Start of Task data

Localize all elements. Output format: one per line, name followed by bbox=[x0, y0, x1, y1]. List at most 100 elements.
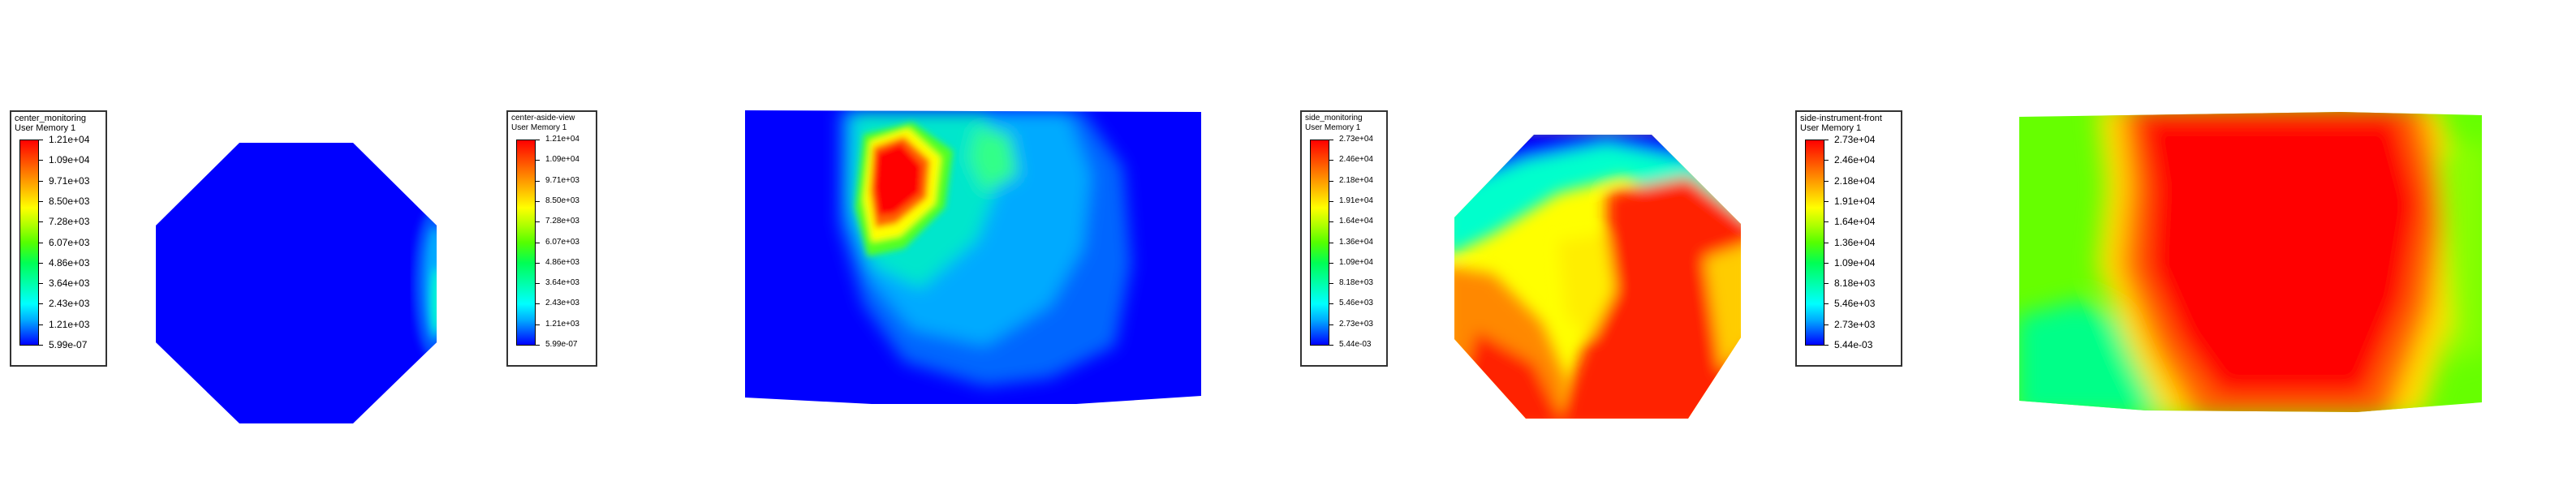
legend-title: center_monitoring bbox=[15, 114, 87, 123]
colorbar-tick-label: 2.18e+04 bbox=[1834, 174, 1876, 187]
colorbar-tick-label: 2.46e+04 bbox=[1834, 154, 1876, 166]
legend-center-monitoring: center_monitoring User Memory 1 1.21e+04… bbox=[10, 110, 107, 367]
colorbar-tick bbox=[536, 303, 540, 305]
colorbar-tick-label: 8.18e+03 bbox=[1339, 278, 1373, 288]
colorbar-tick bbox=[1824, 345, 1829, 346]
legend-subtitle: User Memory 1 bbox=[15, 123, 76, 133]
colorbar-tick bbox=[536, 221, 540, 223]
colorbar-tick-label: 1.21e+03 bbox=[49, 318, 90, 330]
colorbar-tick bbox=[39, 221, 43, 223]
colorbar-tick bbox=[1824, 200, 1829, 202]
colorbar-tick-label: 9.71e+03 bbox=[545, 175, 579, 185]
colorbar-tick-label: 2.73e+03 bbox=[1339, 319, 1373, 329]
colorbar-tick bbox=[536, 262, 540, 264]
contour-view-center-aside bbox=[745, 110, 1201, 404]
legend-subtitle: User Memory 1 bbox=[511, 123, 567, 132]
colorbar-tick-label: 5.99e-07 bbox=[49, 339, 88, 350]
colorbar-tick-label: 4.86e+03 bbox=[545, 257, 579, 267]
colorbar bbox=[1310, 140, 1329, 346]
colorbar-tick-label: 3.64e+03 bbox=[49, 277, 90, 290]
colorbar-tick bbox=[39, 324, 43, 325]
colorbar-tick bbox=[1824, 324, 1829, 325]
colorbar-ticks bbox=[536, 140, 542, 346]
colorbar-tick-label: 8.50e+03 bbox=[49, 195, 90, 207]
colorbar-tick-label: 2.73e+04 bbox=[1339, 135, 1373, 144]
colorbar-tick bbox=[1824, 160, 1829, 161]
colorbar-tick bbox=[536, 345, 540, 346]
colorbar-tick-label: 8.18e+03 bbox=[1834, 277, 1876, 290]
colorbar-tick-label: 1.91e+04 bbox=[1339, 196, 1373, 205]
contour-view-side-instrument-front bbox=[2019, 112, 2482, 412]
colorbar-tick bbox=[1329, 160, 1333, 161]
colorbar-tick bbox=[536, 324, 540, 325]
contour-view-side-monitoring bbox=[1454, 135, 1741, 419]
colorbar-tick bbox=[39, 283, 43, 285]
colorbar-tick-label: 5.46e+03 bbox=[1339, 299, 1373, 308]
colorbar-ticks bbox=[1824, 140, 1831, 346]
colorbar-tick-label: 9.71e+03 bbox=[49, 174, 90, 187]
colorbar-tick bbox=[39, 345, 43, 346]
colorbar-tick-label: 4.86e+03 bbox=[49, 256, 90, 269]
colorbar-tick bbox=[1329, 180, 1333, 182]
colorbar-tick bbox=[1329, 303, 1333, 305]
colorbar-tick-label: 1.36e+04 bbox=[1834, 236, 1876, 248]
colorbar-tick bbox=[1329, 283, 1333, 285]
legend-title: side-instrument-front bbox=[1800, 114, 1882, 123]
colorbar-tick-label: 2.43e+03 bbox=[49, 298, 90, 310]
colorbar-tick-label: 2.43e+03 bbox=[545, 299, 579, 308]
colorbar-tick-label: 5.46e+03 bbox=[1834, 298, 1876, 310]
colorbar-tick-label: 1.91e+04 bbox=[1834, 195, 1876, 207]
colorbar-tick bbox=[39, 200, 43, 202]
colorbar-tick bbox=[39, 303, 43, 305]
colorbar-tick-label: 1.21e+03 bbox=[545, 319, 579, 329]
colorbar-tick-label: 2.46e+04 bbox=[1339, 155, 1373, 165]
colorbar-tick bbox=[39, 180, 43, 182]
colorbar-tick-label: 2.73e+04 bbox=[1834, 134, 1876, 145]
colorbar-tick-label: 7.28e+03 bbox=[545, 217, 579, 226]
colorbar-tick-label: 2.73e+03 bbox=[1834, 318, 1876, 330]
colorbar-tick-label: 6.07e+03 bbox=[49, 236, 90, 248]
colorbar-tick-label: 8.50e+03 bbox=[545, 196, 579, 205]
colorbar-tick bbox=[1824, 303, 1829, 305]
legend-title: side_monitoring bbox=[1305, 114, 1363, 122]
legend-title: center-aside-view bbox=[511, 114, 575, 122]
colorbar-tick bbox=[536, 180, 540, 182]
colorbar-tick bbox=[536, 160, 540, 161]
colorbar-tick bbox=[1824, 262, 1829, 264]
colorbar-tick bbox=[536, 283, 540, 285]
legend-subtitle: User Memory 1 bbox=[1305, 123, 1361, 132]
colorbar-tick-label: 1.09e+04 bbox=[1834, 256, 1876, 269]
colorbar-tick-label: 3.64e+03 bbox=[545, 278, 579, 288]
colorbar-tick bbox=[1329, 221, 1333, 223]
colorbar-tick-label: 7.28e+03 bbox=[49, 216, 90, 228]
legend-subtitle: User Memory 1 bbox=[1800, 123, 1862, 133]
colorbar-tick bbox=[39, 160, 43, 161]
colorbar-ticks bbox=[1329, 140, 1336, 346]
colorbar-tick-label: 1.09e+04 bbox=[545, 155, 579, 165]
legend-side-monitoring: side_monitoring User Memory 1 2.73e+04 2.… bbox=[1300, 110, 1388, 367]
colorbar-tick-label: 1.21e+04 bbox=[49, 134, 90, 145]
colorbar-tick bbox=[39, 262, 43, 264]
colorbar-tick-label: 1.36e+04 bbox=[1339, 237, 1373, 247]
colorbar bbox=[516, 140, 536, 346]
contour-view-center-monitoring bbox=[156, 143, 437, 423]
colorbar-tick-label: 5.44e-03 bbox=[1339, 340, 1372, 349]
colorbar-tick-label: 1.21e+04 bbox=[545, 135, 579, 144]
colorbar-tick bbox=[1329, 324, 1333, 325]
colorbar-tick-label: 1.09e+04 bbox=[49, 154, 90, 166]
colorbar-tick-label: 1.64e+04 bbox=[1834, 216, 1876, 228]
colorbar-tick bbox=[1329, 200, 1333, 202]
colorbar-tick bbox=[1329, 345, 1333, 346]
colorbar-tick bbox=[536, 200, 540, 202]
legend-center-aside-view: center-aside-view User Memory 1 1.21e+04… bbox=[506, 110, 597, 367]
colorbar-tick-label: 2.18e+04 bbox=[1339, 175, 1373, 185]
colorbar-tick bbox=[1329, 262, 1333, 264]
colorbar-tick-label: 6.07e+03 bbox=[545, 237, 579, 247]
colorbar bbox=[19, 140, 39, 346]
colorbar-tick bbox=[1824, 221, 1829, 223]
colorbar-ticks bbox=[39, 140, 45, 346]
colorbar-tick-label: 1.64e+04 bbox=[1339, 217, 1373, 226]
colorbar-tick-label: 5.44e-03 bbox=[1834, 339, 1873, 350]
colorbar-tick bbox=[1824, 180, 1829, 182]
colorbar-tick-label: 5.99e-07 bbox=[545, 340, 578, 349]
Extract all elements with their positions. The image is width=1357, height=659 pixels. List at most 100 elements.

End of Task data
Start of Task data

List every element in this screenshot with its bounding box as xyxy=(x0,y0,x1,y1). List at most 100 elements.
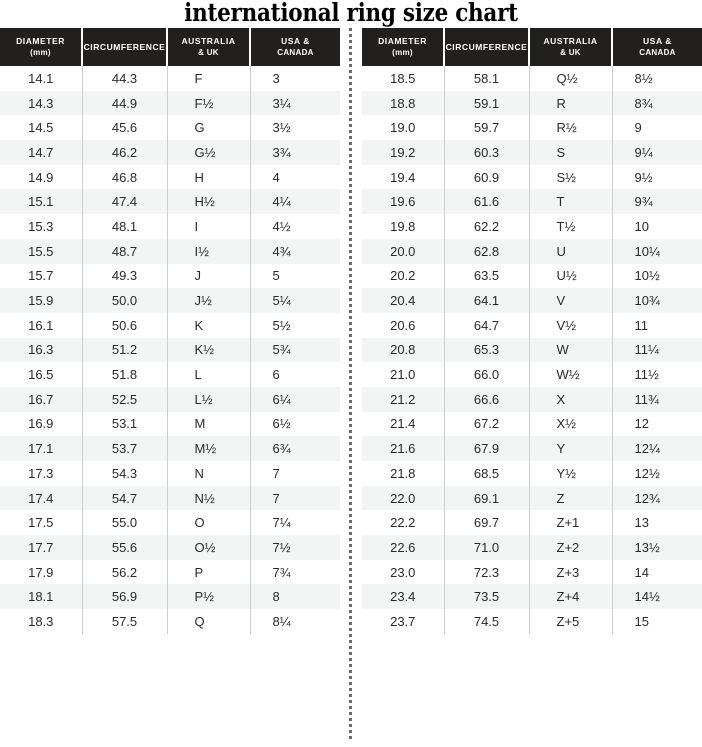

End of Task data

_Direction_
Copy out the material from the line with "Localize all elements." to the line with "colorbar-tick-label: 2.73e+04 bbox=[1339, 135, 1373, 144]", both included, leaving out the pictures.

_Answer in full_
Localize all elements. Output format: one per line, name followed by bbox=[x0, y0, x1, y1]. List at most 100 elements.
legend-title: center_monitoring bbox=[15, 114, 87, 123]
colorbar-tick-label: 2.18e+04 bbox=[1834, 174, 1876, 187]
colorbar-tick-label: 2.46e+04 bbox=[1834, 154, 1876, 166]
legend-center-monitoring: center_monitoring User Memory 1 1.21e+04… bbox=[10, 110, 107, 367]
colorbar-tick bbox=[536, 303, 540, 305]
colorbar-tick-label: 8.18e+03 bbox=[1339, 278, 1373, 288]
colorbar-tick bbox=[1824, 345, 1829, 346]
legend-subtitle: User Memory 1 bbox=[15, 123, 76, 133]
colorbar-tick bbox=[536, 221, 540, 223]
colorbar-tick-label: 1.21e+03 bbox=[49, 318, 90, 330]
colorbar-tick bbox=[39, 221, 43, 223]
colorbar-tick bbox=[1824, 200, 1829, 202]
colorbar-tick-label: 9.71e+03 bbox=[545, 175, 579, 185]
colorbar-tick-label: 2.73e+03 bbox=[1339, 319, 1373, 329]
colorbar-tick bbox=[536, 262, 540, 264]
contour-view-center-aside bbox=[745, 110, 1201, 404]
legend-subtitle: User Memory 1 bbox=[511, 123, 567, 132]
colorbar-tick-label: 5.99e-07 bbox=[49, 339, 88, 350]
colorbar-tick-label: 4.86e+03 bbox=[545, 257, 579, 267]
colorbar bbox=[1310, 140, 1329, 346]
colorbar-tick-label: 3.64e+03 bbox=[49, 277, 90, 290]
colorbar-tick bbox=[39, 324, 43, 325]
colorbar-tick bbox=[1824, 324, 1829, 325]
colorbar-ticks bbox=[536, 140, 542, 346]
colorbar-tick-label: 8.50e+03 bbox=[49, 195, 90, 207]
colorbar-tick-label: 2.73e+04 bbox=[1339, 135, 1373, 144]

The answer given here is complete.